Among the following entries, count the lines that contain "DMRG" and report only the result.

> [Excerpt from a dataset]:
****************************************
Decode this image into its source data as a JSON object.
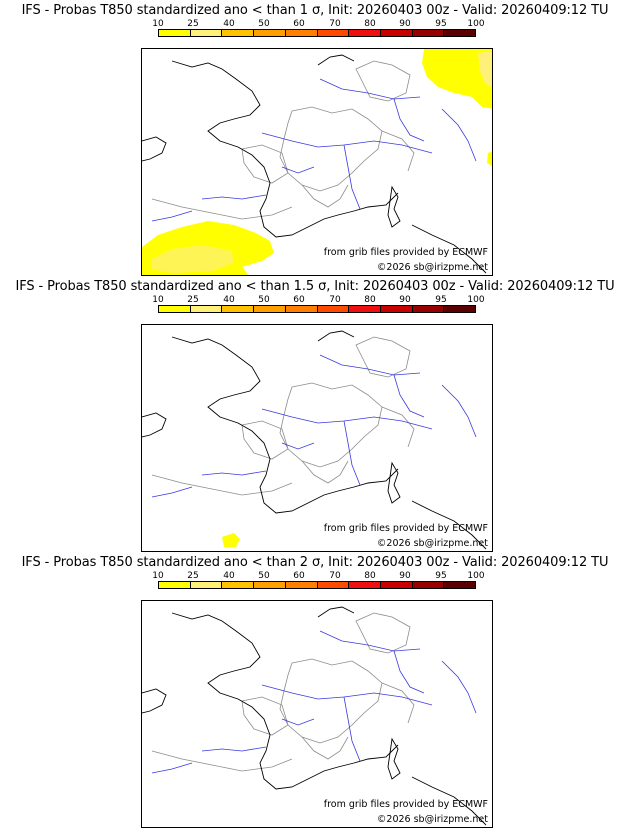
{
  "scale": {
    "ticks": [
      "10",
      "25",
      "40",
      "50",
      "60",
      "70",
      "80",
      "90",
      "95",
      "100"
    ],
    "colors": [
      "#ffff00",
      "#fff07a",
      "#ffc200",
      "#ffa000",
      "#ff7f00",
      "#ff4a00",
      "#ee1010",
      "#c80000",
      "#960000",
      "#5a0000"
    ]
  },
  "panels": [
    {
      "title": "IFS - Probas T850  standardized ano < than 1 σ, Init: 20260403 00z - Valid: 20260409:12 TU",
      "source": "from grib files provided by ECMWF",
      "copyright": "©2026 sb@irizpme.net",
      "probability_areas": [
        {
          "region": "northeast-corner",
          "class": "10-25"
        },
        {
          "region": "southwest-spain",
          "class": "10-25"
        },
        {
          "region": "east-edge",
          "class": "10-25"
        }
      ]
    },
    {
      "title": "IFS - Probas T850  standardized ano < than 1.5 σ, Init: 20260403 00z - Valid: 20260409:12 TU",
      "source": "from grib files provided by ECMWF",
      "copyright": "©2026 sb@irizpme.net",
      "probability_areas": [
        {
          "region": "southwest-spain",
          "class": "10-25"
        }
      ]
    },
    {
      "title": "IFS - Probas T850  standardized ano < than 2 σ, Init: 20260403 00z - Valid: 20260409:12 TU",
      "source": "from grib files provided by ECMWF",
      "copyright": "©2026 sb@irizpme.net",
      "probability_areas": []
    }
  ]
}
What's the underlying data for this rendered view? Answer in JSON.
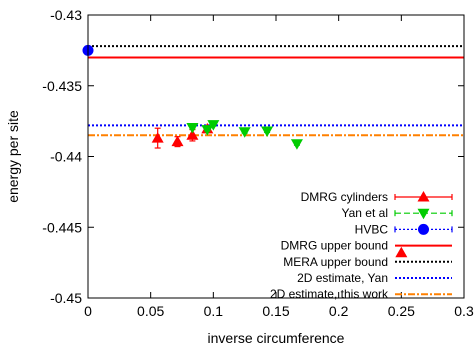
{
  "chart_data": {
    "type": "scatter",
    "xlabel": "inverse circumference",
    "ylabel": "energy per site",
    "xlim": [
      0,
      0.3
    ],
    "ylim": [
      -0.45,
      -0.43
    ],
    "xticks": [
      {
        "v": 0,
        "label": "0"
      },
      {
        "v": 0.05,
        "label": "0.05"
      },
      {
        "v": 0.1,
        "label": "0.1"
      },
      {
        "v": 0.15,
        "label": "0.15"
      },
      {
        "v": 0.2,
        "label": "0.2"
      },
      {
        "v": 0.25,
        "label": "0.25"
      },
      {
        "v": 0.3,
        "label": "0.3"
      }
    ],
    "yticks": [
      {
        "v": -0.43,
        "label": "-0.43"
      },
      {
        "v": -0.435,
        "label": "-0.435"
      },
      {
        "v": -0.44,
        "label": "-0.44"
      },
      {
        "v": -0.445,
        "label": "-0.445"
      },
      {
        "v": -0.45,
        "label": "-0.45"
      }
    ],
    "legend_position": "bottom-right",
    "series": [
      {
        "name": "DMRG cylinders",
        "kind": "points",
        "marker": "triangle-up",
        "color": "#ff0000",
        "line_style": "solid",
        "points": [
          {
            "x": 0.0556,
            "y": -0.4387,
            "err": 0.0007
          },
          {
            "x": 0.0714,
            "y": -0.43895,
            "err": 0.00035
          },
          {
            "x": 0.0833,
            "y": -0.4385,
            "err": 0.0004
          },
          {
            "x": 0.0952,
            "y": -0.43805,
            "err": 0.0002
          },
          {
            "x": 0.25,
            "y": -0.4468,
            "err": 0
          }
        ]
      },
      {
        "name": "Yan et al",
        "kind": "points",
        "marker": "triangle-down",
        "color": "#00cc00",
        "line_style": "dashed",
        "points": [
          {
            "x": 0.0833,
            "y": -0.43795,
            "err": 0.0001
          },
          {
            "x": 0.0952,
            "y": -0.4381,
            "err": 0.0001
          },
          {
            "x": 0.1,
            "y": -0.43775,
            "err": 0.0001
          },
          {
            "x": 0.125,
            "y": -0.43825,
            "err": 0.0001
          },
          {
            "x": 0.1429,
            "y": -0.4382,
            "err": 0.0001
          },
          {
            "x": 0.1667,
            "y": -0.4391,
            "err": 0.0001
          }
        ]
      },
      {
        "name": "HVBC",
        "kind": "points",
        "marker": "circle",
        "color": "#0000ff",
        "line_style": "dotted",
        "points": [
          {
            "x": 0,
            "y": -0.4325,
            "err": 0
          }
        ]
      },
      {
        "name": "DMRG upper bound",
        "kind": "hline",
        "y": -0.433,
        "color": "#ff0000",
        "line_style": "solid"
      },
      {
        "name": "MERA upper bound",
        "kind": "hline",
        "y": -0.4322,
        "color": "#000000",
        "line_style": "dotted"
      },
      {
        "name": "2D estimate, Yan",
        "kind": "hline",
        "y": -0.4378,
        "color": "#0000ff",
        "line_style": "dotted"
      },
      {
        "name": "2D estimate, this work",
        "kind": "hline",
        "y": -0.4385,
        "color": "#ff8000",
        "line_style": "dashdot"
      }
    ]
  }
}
****************************************
> [ANSWER TO THIS PROBLEM]: 2